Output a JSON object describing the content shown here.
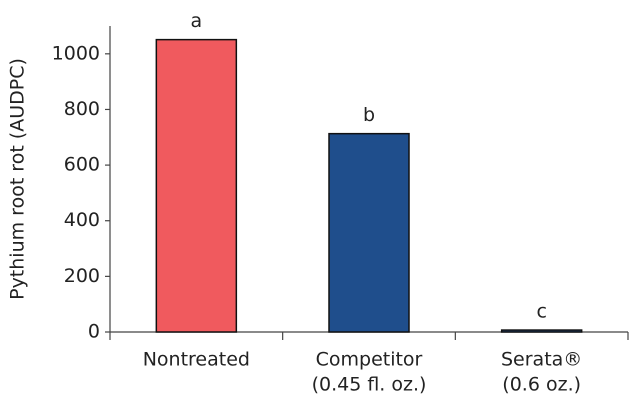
{
  "chart_data": {
    "type": "bar",
    "y_label": "Pythium root rot (AUDPC)",
    "categories": [
      [
        "Nontreated"
      ],
      [
        "Competitor",
        "(0.45 fl. oz.)"
      ],
      [
        "Serata®",
        "(0.6 oz.)"
      ]
    ],
    "values": [
      1051,
      713,
      7
    ],
    "colors": [
      "#f05a5e",
      "#1f4e8c",
      "#1f4e8c"
    ],
    "annotations": [
      "a",
      "b",
      "c"
    ],
    "ylim": [
      0,
      1100
    ],
    "yticks": [
      0,
      200,
      400,
      600,
      800,
      1000
    ],
    "grid": false
  }
}
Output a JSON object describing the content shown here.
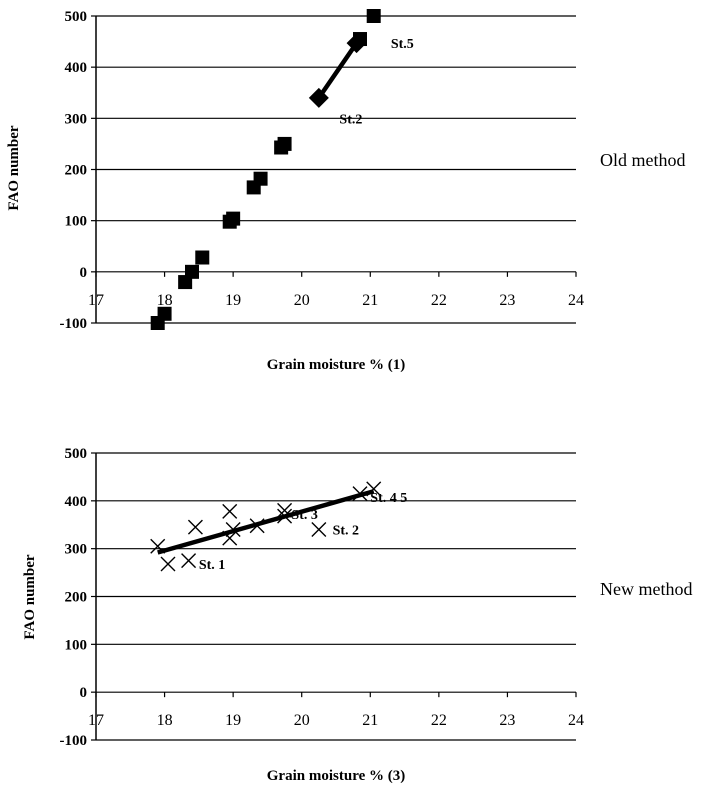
{
  "chart_data": [
    {
      "type": "scatter",
      "xlabel": "Grain moisture % (1)",
      "ylabel": "FAO number",
      "side_label": "Old method",
      "xlim": [
        17,
        24
      ],
      "ylim": [
        -100,
        500
      ],
      "x_ticks": [
        "17",
        "18",
        "19",
        "20",
        "21",
        "22",
        "23",
        "24"
      ],
      "y_ticks": [
        "-100",
        "0",
        "100",
        "200",
        "300",
        "400",
        "500"
      ],
      "grid": true,
      "marker": "square",
      "points": [
        {
          "x": 17.9,
          "y": -100
        },
        {
          "x": 18.0,
          "y": -82
        },
        {
          "x": 18.3,
          "y": -20
        },
        {
          "x": 18.4,
          "y": 0
        },
        {
          "x": 18.55,
          "y": 28
        },
        {
          "x": 18.95,
          "y": 98
        },
        {
          "x": 19.0,
          "y": 104
        },
        {
          "x": 19.3,
          "y": 165
        },
        {
          "x": 19.4,
          "y": 182
        },
        {
          "x": 19.7,
          "y": 243
        },
        {
          "x": 19.75,
          "y": 250
        },
        {
          "x": 20.85,
          "y": 455
        },
        {
          "x": 21.05,
          "y": 500
        }
      ],
      "trend": {
        "x": [
          20.25,
          20.8,
          20.88
        ],
        "y": [
          340,
          447,
          457
        ]
      },
      "highlight": [
        {
          "x": 20.25,
          "y": 340
        },
        {
          "x": 20.8,
          "y": 447
        }
      ],
      "annotations": [
        {
          "text": "St.5",
          "x": 21.3,
          "y": 447
        },
        {
          "text": "St.2",
          "x": 20.55,
          "y": 300
        }
      ]
    },
    {
      "type": "scatter",
      "xlabel": "Grain moisture % (3)",
      "ylabel": "FAO number",
      "side_label": "New method",
      "xlim": [
        17,
        24
      ],
      "ylim": [
        -100,
        500
      ],
      "x_ticks": [
        "17",
        "18",
        "19",
        "20",
        "21",
        "22",
        "23",
        "24"
      ],
      "y_ticks": [
        "-100",
        "0",
        "100",
        "200",
        "300",
        "400",
        "500"
      ],
      "grid": true,
      "marker": "x",
      "points": [
        {
          "x": 17.9,
          "y": 305
        },
        {
          "x": 18.05,
          "y": 268
        },
        {
          "x": 18.35,
          "y": 275
        },
        {
          "x": 18.45,
          "y": 345
        },
        {
          "x": 18.95,
          "y": 378
        },
        {
          "x": 18.95,
          "y": 322
        },
        {
          "x": 19.0,
          "y": 340
        },
        {
          "x": 19.35,
          "y": 348
        },
        {
          "x": 19.75,
          "y": 380
        },
        {
          "x": 19.75,
          "y": 368
        },
        {
          "x": 20.25,
          "y": 340
        },
        {
          "x": 20.85,
          "y": 415
        },
        {
          "x": 21.05,
          "y": 425
        }
      ],
      "trend": {
        "x": [
          17.9,
          21.05
        ],
        "y": [
          292,
          420
        ]
      },
      "annotations": [
        {
          "text": "St. 1",
          "x": 18.5,
          "y": 268
        },
        {
          "text": "St. 3",
          "x": 19.85,
          "y": 372
        },
        {
          "text": "St. 2",
          "x": 20.45,
          "y": 340
        },
        {
          "text": "St. 4 5",
          "x": 21.0,
          "y": 408
        }
      ]
    }
  ]
}
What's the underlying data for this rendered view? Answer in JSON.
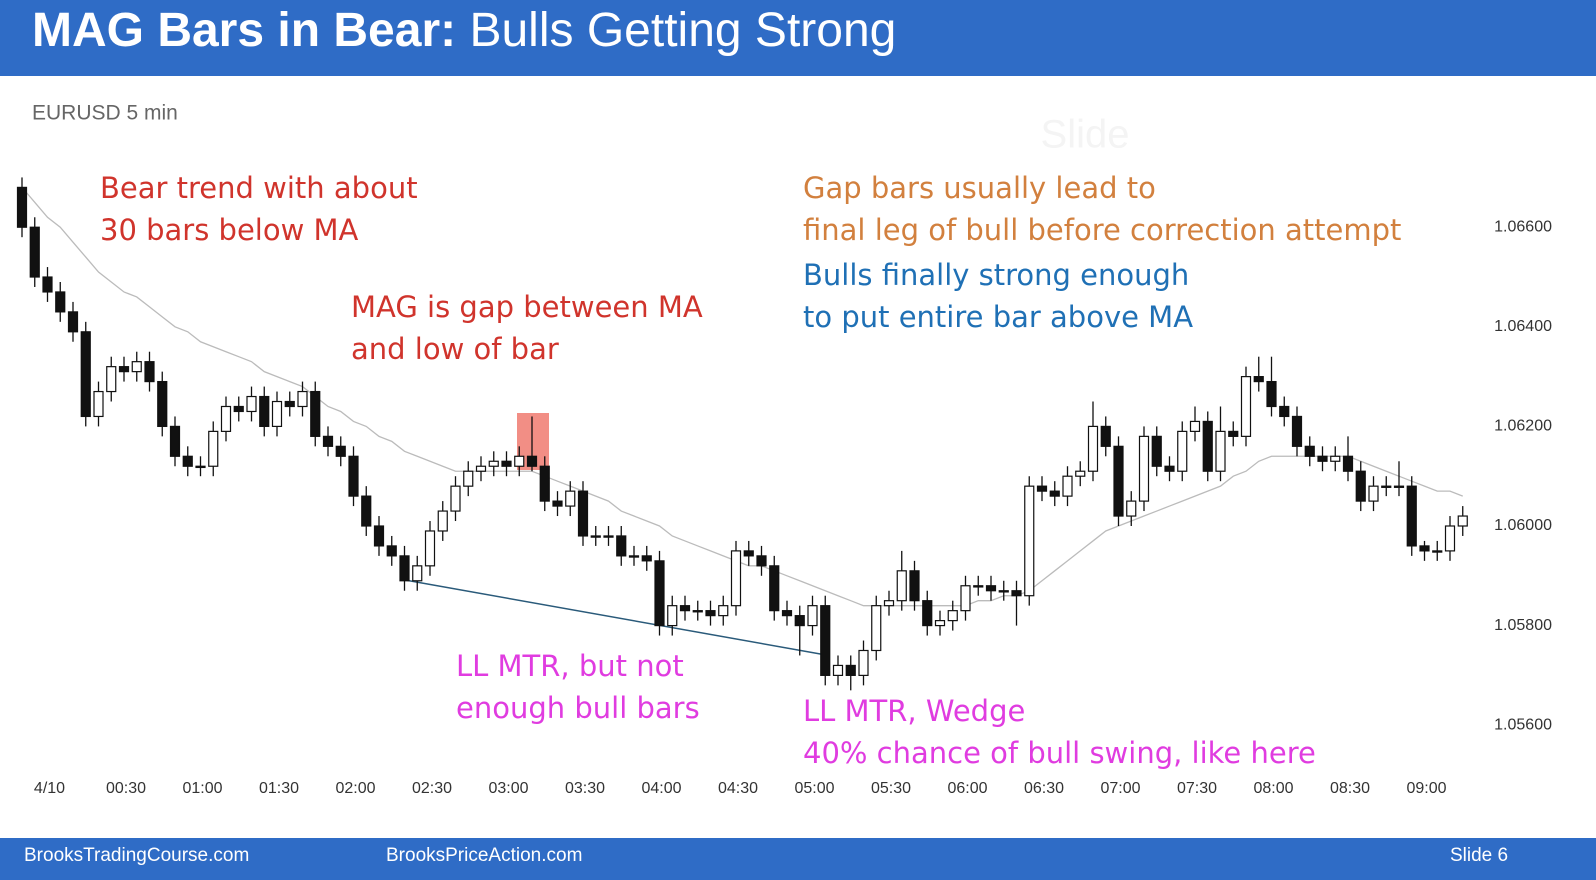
{
  "header": {
    "title_bold": "MAG Bars in Bear:",
    "title_regular": "Bulls Getting Strong"
  },
  "footer": {
    "left": "BrooksTradingCourse.com",
    "center": "BrooksPriceAction.com",
    "right": "Slide  6"
  },
  "watermark": "Slide",
  "chart_data": {
    "type": "candlestick",
    "subtitle": "EURUSD 5 min",
    "categories": [
      null,
      null,
      "4/10",
      null,
      null,
      null,
      null,
      null,
      "00:30",
      null,
      null,
      null,
      null,
      null,
      "01:00",
      null,
      null,
      null,
      null,
      null,
      "01:30",
      null,
      null,
      null,
      null,
      null,
      "02:00",
      null,
      null,
      null,
      null,
      null,
      "02:30",
      null,
      null,
      null,
      null,
      null,
      "03:00",
      null,
      null,
      null,
      null,
      null,
      "03:30",
      null,
      null,
      null,
      null,
      null,
      "04:00",
      null,
      null,
      null,
      null,
      null,
      "04:30",
      null,
      null,
      null,
      null,
      null,
      "05:00",
      null,
      null,
      null,
      null,
      null,
      "05:30",
      null,
      null,
      null,
      null,
      null,
      "06:00",
      null,
      null,
      null,
      null,
      null,
      "06:30",
      null,
      null,
      null,
      null,
      null,
      "07:00",
      null,
      null,
      null,
      null,
      null,
      "07:30",
      null,
      null,
      null,
      null,
      null,
      "08:00",
      null,
      null,
      null,
      null,
      null,
      "08:30",
      null,
      null,
      null,
      null,
      null,
      "09:00",
      null,
      null,
      null
    ],
    "open": [
      1.0668,
      1.066,
      1.065,
      1.0647,
      1.0643,
      1.0639,
      1.0622,
      1.0627,
      1.0632,
      1.0631,
      1.0633,
      1.0629,
      1.062,
      1.0614,
      1.0612,
      1.0612,
      1.0619,
      1.0624,
      1.0623,
      1.0626,
      1.062,
      1.0625,
      1.0624,
      1.0627,
      1.0618,
      1.0616,
      1.0614,
      1.0606,
      1.06,
      1.0596,
      1.0594,
      1.0589,
      1.0592,
      1.0599,
      1.0603,
      1.0608,
      1.0611,
      1.0612,
      1.0613,
      1.0612,
      1.0614,
      1.0612,
      1.0605,
      1.0604,
      1.0607,
      1.0598,
      1.0598,
      1.0598,
      1.0594,
      1.0594,
      1.0593,
      1.058,
      1.0584,
      1.0583,
      1.0583,
      1.0582,
      1.0584,
      1.0595,
      1.0594,
      1.0592,
      1.0583,
      1.0582,
      1.058,
      1.0584,
      1.057,
      1.0572,
      1.057,
      1.0575,
      1.0584,
      1.0585,
      1.0591,
      1.0585,
      1.058,
      1.0581,
      1.0583,
      1.0588,
      1.0588,
      1.0587,
      1.0587,
      1.0586,
      1.0608,
      1.0607,
      1.0606,
      1.061,
      1.0611,
      1.062,
      1.0616,
      1.0602,
      1.0605,
      1.0618,
      1.0612,
      1.0611,
      1.0619,
      1.0621,
      1.0611,
      1.0619,
      1.0618,
      1.063,
      1.0629,
      1.0624,
      1.0622,
      1.0616,
      1.0614,
      1.0613,
      1.0614,
      1.0611,
      1.0605,
      1.0608,
      1.0608,
      1.0608,
      1.0596,
      1.0595,
      1.0595,
      1.06
    ],
    "high": [
      1.067,
      1.0662,
      1.0652,
      1.0649,
      1.0645,
      1.0641,
      1.0629,
      1.0634,
      1.0634,
      1.0635,
      1.0635,
      1.0631,
      1.0622,
      1.0616,
      1.0614,
      1.0621,
      1.0626,
      1.0626,
      1.0628,
      1.0628,
      1.0627,
      1.0627,
      1.0629,
      1.0629,
      1.062,
      1.0618,
      1.0616,
      1.0608,
      1.0602,
      1.0598,
      1.0596,
      1.0594,
      1.0601,
      1.0605,
      1.061,
      1.0613,
      1.0614,
      1.0615,
      1.0615,
      1.0616,
      1.0622,
      1.0614,
      1.0607,
      1.0609,
      1.0609,
      1.06,
      1.06,
      1.06,
      1.0596,
      1.0596,
      1.0595,
      1.0586,
      1.0586,
      1.0585,
      1.0585,
      1.0586,
      1.0597,
      1.0597,
      1.0596,
      1.0594,
      1.0585,
      1.0584,
      1.0586,
      1.0586,
      1.0574,
      1.0574,
      1.0577,
      1.0586,
      1.0587,
      1.0595,
      1.0593,
      1.0587,
      1.0583,
      1.0585,
      1.059,
      1.059,
      1.059,
      1.0589,
      1.0589,
      1.061,
      1.061,
      1.0609,
      1.0612,
      1.0613,
      1.0625,
      1.0622,
      1.0618,
      1.0607,
      1.062,
      1.062,
      1.0614,
      1.0621,
      1.0624,
      1.0623,
      1.0624,
      1.0621,
      1.0632,
      1.0634,
      1.0634,
      1.0626,
      1.0624,
      1.0618,
      1.0616,
      1.0616,
      1.0618,
      1.0613,
      1.061,
      1.061,
      1.0613,
      1.061,
      1.0597,
      1.0597,
      1.0602,
      1.0604
    ],
    "low": [
      1.0658,
      1.0648,
      1.0645,
      1.0641,
      1.0637,
      1.062,
      1.062,
      1.0625,
      1.0629,
      1.0629,
      1.0627,
      1.0618,
      1.0612,
      1.061,
      1.061,
      1.061,
      1.0617,
      1.0621,
      1.0621,
      1.0618,
      1.0618,
      1.0622,
      1.0622,
      1.0616,
      1.0614,
      1.0612,
      1.0604,
      1.0598,
      1.0594,
      1.0592,
      1.0587,
      1.0587,
      1.059,
      1.0597,
      1.0601,
      1.0606,
      1.0609,
      1.061,
      1.061,
      1.061,
      1.0611,
      1.0603,
      1.0602,
      1.0602,
      1.0596,
      1.0596,
      1.0596,
      1.0592,
      1.0592,
      1.0591,
      1.0578,
      1.0578,
      1.0581,
      1.0581,
      1.058,
      1.058,
      1.0582,
      1.0592,
      1.059,
      1.0581,
      1.058,
      1.0574,
      1.0578,
      1.0568,
      1.0568,
      1.0567,
      1.0568,
      1.0573,
      1.0582,
      1.0583,
      1.0583,
      1.0578,
      1.0578,
      1.0579,
      1.0581,
      1.0586,
      1.0585,
      1.0585,
      1.058,
      1.0584,
      1.0605,
      1.0604,
      1.0604,
      1.0608,
      1.0609,
      1.0614,
      1.06,
      1.06,
      1.0603,
      1.061,
      1.0609,
      1.0609,
      1.0617,
      1.0609,
      1.0609,
      1.0616,
      1.0616,
      1.0627,
      1.0622,
      1.062,
      1.0614,
      1.0612,
      1.0611,
      1.0611,
      1.0609,
      1.0603,
      1.0603,
      1.0606,
      1.0606,
      1.0594,
      1.0593,
      1.0593,
      1.0593,
      1.0598
    ],
    "close": [
      1.066,
      1.065,
      1.0647,
      1.0643,
      1.0639,
      1.0622,
      1.0627,
      1.0632,
      1.0631,
      1.0633,
      1.0629,
      1.062,
      1.0614,
      1.0612,
      1.0612,
      1.0619,
      1.0624,
      1.0623,
      1.0626,
      1.062,
      1.0625,
      1.0624,
      1.0627,
      1.0618,
      1.0616,
      1.0614,
      1.0606,
      1.06,
      1.0596,
      1.0594,
      1.0589,
      1.0592,
      1.0599,
      1.0603,
      1.0608,
      1.0611,
      1.0612,
      1.0613,
      1.0612,
      1.0614,
      1.0612,
      1.0605,
      1.0604,
      1.0607,
      1.0598,
      1.0598,
      1.0598,
      1.0594,
      1.0594,
      1.0593,
      1.058,
      1.0584,
      1.0583,
      1.0583,
      1.0582,
      1.0584,
      1.0595,
      1.0594,
      1.0592,
      1.0583,
      1.0582,
      1.058,
      1.0584,
      1.057,
      1.0572,
      1.057,
      1.0575,
      1.0584,
      1.0585,
      1.0591,
      1.0585,
      1.058,
      1.0581,
      1.0583,
      1.0588,
      1.0588,
      1.0587,
      1.0587,
      1.0586,
      1.0608,
      1.0607,
      1.0606,
      1.061,
      1.0611,
      1.062,
      1.0616,
      1.0602,
      1.0605,
      1.0618,
      1.0612,
      1.0611,
      1.0619,
      1.0621,
      1.0611,
      1.0619,
      1.0618,
      1.063,
      1.0629,
      1.0624,
      1.0622,
      1.0616,
      1.0614,
      1.0613,
      1.0614,
      1.0611,
      1.0605,
      1.0608,
      1.0608,
      1.0608,
      1.0596,
      1.0595,
      1.0595,
      1.06,
      1.0602
    ],
    "ma": {
      "color": "#bbbbbb",
      "values": [
        1.0668,
        1.0665,
        1.0662,
        1.066,
        1.0657,
        1.0654,
        1.0651,
        1.0649,
        1.0647,
        1.0646,
        1.0644,
        1.0642,
        1.064,
        1.0639,
        1.0637,
        1.0636,
        1.0635,
        1.0634,
        1.0633,
        1.0631,
        1.063,
        1.0629,
        1.0628,
        1.0626,
        1.0624,
        1.0623,
        1.0621,
        1.062,
        1.0618,
        1.0617,
        1.0615,
        1.0614,
        1.0613,
        1.0612,
        1.0611,
        1.0611,
        1.0611,
        1.0611,
        1.0611,
        1.0611,
        1.0611,
        1.061,
        1.0609,
        1.0608,
        1.0607,
        1.0606,
        1.0605,
        1.0603,
        1.0602,
        1.0601,
        1.06,
        1.0598,
        1.0597,
        1.0596,
        1.0595,
        1.0594,
        1.0593,
        1.0592,
        1.0592,
        1.0591,
        1.059,
        1.0589,
        1.0588,
        1.0587,
        1.0586,
        1.0585,
        1.0584,
        1.0584,
        1.0584,
        1.0584,
        1.0584,
        1.0584,
        1.0584,
        1.0584,
        1.0584,
        1.0585,
        1.0585,
        1.0586,
        1.0586,
        1.0587,
        1.0589,
        1.0591,
        1.0593,
        1.0595,
        1.0597,
        1.0599,
        1.06,
        1.0601,
        1.0602,
        1.0603,
        1.0604,
        1.0605,
        1.0606,
        1.0607,
        1.0608,
        1.061,
        1.0611,
        1.0613,
        1.0614,
        1.0614,
        1.0614,
        1.0614,
        1.0614,
        1.0614,
        1.0614,
        1.0613,
        1.0612,
        1.0611,
        1.061,
        1.0609,
        1.0608,
        1.0607,
        1.0607,
        1.0606
      ]
    },
    "bull_color": "#ffffff",
    "bear_color": "#111111",
    "ylim": [
      1.0551,
      1.06735
    ],
    "yticks": [
      {
        "value": 1.056,
        "label": "1.05600"
      },
      {
        "value": 1.058,
        "label": "1.05800"
      },
      {
        "value": 1.06,
        "label": "1.06000"
      },
      {
        "value": 1.062,
        "label": "1.06200"
      },
      {
        "value": 1.064,
        "label": "1.06400"
      },
      {
        "value": 1.066,
        "label": "1.06600"
      }
    ],
    "annotations": [
      {
        "lines": [
          "Bear trend with about",
          "30 bars below MA"
        ],
        "color": "#d0342c"
      },
      {
        "lines": [
          "MAG is gap between MA",
          "and low of bar"
        ],
        "color": "#d0342c"
      },
      {
        "lines": [
          "Gap bars usually lead to",
          "final leg of bull before correction attempt"
        ],
        "color": "#d2803e"
      },
      {
        "lines": [
          "Bulls finally strong enough",
          "to put entire bar above MA"
        ],
        "color": "#1f70b5"
      },
      {
        "lines": [
          "LL MTR, but not",
          "enough bull bars"
        ],
        "color": "#e03ce0"
      },
      {
        "lines": [
          "LL MTR, Wedge",
          "40% chance of bull swing, like here"
        ],
        "color": "#e03ce0"
      }
    ]
  }
}
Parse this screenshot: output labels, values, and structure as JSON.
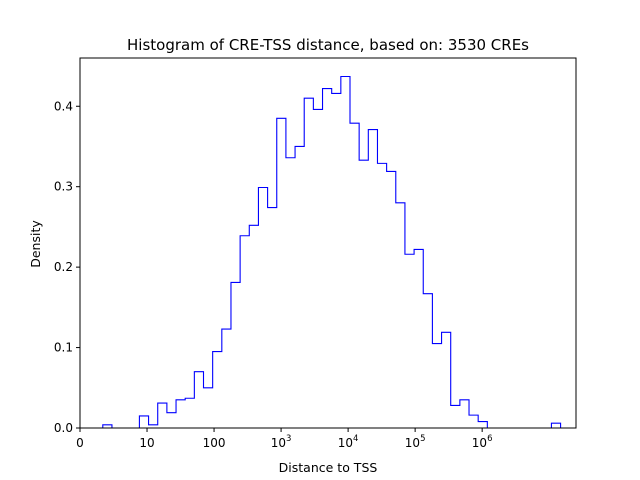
= = =
Pick each line holding the word "moisture" out of the listing.

      "xlabel": "Grain moisture % (1)",
      "xlabel": "Grain moisture % (3)",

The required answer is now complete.